Return the count of lines that hold the string "Добавить", with no other words.

begin Records shown

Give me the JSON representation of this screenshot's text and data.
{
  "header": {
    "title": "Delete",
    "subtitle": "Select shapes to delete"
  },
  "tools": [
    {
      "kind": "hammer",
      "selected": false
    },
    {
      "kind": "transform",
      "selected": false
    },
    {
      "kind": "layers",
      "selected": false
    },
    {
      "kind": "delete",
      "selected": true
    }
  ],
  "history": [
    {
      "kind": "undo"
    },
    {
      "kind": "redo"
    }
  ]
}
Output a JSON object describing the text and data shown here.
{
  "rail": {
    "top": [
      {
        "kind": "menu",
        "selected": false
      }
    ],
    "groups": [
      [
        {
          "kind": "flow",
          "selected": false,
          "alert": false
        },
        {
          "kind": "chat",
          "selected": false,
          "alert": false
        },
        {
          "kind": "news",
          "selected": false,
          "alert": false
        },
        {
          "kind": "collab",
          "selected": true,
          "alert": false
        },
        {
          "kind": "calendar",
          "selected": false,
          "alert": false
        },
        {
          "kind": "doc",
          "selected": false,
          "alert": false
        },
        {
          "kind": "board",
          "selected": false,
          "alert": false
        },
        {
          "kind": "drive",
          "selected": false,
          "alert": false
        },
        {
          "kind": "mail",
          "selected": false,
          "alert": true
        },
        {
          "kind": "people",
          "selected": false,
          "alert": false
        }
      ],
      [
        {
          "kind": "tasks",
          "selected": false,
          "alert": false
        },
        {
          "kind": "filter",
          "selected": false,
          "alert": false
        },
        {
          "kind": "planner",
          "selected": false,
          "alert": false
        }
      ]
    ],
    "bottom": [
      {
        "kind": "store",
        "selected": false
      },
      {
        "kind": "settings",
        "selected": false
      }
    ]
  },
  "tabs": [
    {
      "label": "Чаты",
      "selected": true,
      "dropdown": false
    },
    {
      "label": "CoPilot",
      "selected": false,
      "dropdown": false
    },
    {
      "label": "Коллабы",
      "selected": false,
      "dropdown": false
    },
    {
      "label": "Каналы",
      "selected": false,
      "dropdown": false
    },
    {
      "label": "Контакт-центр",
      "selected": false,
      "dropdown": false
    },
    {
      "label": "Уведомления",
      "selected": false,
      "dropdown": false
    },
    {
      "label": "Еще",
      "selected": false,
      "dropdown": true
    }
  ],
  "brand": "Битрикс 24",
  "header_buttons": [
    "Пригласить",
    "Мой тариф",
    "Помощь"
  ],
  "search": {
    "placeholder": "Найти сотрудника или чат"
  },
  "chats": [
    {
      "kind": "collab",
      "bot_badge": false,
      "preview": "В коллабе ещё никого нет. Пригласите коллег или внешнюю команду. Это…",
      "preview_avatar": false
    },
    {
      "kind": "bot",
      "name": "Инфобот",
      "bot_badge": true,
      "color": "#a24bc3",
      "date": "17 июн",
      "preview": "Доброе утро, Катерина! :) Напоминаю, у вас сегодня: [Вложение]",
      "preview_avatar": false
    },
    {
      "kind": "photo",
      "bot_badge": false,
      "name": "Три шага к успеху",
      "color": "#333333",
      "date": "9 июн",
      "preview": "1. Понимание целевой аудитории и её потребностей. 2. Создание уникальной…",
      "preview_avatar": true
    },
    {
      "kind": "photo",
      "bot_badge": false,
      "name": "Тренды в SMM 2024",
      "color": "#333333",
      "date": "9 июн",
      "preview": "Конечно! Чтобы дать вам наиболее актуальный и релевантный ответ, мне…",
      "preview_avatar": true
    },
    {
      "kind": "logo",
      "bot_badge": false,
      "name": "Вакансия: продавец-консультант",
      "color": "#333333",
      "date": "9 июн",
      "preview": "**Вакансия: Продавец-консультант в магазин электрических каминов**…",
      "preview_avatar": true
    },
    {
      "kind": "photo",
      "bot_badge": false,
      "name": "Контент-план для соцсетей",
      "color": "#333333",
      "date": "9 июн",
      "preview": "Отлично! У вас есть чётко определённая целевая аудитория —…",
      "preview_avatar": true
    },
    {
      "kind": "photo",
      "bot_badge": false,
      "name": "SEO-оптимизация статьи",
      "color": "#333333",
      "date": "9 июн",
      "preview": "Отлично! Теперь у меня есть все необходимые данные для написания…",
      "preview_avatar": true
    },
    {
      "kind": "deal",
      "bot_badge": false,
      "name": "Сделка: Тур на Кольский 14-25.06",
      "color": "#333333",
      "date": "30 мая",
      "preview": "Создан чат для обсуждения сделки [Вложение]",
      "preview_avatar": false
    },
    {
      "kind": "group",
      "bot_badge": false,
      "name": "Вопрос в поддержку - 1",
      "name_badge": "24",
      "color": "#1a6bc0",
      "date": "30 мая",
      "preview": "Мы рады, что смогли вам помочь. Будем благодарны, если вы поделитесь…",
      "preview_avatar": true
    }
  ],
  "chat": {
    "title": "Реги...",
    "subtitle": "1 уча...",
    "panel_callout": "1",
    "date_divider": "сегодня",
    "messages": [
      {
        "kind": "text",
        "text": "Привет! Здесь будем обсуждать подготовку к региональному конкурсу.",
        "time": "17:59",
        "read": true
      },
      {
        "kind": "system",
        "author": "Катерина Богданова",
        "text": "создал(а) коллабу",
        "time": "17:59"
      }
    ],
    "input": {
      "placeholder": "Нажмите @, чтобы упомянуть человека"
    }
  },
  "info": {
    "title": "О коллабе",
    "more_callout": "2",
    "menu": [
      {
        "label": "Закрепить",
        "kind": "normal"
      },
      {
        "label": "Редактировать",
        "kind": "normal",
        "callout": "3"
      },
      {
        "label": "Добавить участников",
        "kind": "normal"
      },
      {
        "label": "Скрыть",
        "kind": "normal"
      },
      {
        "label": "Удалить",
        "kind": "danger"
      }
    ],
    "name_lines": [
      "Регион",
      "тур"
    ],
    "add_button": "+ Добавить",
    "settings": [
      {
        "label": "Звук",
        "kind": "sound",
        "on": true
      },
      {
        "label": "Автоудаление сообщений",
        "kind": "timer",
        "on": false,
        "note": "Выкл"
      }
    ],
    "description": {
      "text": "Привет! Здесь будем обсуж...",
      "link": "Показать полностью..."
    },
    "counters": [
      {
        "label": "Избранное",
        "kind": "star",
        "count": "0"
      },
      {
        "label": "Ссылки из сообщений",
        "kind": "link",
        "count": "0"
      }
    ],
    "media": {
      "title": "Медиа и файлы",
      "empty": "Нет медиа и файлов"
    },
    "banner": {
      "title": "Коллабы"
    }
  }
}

end Records shown

▸ The solution: 2